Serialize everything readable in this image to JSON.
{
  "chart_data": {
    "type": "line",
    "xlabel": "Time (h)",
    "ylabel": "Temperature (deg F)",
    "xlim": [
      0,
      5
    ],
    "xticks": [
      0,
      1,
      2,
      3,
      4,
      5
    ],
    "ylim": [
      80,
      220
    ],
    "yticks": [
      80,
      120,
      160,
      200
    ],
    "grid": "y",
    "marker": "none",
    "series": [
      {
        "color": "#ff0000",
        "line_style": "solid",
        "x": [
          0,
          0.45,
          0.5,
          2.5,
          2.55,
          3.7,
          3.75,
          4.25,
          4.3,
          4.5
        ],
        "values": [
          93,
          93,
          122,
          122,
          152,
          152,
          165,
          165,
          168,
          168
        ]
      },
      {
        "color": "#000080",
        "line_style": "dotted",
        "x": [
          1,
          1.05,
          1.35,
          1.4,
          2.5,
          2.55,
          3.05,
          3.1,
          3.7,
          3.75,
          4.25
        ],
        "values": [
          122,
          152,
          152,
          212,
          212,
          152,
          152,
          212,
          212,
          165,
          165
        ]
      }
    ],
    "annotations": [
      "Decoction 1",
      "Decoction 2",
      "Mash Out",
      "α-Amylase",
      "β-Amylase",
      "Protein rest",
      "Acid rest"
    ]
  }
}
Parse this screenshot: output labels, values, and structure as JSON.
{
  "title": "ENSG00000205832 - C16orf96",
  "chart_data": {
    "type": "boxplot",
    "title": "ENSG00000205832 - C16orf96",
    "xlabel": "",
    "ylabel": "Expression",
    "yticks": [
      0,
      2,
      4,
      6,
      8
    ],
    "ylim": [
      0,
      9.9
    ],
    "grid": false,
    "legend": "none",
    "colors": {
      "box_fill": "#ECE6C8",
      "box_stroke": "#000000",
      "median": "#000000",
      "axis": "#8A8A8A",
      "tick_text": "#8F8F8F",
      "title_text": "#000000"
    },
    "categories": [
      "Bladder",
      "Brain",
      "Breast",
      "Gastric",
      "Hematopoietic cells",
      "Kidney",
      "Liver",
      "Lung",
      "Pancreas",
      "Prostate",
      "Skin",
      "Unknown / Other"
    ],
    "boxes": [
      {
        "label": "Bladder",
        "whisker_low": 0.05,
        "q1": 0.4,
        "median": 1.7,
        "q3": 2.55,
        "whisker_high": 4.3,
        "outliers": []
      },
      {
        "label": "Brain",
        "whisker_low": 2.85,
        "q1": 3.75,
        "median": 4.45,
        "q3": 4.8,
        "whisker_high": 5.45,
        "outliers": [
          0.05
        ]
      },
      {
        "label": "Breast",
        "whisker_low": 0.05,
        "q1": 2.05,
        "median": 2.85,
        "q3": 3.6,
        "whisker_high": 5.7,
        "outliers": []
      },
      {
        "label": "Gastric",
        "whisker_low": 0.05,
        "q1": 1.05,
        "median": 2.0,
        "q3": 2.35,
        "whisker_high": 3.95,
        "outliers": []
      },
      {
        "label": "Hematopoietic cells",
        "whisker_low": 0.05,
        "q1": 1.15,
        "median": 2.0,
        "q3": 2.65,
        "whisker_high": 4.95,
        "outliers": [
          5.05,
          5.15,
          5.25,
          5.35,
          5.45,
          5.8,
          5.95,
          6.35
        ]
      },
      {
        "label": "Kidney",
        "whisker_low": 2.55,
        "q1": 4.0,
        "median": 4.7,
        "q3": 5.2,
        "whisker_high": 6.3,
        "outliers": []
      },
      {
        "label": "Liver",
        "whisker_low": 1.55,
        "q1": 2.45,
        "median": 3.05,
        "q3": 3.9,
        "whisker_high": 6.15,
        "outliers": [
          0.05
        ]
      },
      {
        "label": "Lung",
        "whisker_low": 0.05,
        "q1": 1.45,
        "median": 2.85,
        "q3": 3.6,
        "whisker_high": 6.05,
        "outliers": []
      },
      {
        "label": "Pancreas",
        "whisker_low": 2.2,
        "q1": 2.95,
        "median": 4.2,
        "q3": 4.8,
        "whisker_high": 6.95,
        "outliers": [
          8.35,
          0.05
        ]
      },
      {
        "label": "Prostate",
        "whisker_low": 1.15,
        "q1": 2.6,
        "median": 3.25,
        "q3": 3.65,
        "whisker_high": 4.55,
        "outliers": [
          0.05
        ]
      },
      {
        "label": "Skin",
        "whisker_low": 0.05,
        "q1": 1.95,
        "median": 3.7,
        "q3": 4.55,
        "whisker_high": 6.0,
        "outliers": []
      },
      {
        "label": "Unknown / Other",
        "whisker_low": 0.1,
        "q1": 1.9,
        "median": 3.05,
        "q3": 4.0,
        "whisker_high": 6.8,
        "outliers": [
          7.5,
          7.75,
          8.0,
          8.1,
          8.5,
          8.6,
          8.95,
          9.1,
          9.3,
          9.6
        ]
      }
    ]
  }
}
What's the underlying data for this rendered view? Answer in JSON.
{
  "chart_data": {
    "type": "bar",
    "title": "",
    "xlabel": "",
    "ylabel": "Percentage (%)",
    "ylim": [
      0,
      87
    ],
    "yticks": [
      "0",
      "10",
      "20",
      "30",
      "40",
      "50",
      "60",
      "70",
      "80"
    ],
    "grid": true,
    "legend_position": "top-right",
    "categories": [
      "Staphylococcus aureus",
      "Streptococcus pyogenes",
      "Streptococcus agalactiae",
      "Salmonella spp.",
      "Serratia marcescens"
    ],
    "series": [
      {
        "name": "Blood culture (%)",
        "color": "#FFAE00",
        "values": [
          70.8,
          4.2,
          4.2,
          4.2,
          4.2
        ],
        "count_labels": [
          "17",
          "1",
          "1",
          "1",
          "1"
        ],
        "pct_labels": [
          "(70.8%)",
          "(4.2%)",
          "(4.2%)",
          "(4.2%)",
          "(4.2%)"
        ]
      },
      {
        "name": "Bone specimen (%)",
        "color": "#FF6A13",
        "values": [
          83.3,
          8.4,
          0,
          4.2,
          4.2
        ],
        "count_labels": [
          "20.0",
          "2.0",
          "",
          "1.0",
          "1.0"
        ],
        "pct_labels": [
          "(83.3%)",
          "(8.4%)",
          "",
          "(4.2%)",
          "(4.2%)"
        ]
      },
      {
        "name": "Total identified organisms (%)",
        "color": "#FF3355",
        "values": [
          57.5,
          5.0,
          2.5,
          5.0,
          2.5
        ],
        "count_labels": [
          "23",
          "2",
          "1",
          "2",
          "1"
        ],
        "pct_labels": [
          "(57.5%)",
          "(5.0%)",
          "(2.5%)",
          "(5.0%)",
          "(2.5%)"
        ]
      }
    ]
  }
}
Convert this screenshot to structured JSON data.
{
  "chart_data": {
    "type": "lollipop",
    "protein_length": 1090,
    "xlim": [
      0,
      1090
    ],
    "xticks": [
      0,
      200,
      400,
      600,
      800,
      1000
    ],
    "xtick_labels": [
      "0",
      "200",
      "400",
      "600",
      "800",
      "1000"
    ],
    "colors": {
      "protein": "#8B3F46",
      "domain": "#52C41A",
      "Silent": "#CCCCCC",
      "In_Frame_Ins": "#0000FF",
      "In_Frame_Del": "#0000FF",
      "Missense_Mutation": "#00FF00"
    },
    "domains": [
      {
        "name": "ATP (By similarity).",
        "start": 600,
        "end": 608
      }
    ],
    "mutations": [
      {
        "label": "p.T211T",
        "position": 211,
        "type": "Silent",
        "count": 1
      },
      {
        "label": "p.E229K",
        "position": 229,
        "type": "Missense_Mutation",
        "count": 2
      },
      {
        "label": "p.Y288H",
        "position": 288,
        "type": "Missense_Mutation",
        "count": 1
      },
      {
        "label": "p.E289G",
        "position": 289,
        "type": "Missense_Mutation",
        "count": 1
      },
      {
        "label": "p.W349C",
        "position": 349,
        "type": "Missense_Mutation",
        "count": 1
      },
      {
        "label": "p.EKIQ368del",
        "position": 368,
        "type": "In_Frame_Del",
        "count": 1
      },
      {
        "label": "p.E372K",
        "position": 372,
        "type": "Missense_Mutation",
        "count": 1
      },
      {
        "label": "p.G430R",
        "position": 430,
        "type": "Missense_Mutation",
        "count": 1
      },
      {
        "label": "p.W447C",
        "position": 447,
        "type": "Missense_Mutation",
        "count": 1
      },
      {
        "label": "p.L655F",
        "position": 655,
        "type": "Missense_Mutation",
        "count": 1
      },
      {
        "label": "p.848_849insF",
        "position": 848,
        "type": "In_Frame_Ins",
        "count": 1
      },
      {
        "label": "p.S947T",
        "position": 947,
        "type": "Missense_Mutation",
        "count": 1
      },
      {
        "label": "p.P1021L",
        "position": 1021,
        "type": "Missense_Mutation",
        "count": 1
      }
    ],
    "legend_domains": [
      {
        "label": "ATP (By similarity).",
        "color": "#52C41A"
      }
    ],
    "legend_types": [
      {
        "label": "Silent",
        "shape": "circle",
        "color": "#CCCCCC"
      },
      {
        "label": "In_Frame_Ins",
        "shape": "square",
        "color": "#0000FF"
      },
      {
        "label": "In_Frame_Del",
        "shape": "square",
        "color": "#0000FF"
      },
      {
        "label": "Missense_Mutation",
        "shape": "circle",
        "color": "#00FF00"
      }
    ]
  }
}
▬▬▬▬▬▬▬▬▬▬
What the task requires
Go through the records above and count every line that includes "Hematopoietic". Give the number and nothing else.

Output below
2